───── Records provided ─────

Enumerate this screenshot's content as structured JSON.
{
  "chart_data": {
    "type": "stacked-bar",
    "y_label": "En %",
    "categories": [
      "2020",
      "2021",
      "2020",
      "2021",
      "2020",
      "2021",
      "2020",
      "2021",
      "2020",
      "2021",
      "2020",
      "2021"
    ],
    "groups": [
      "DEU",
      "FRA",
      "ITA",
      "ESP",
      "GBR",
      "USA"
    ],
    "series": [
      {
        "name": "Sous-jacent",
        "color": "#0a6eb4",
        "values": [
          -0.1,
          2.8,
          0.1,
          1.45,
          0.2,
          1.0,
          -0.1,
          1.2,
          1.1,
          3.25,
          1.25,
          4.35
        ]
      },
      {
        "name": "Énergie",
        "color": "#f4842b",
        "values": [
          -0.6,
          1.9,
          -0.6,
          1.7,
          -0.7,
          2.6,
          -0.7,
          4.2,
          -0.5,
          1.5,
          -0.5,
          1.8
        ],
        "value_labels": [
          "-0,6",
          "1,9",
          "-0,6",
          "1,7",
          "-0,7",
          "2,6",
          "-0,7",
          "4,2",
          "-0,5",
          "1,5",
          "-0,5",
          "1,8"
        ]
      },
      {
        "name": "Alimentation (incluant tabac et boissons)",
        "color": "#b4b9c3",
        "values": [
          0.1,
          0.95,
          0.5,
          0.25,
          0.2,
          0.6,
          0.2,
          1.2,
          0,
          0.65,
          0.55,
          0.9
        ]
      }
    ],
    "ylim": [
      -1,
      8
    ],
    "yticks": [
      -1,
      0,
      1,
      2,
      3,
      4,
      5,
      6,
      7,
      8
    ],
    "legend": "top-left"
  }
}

─────

--- Your objective ---
Look through the entries and return every line where "name" appears.

--- Result ---
        "name": "Sous-jacent",
        "name": "Énergie",
        "name": "Alimentation (incluant tabac et boissons)",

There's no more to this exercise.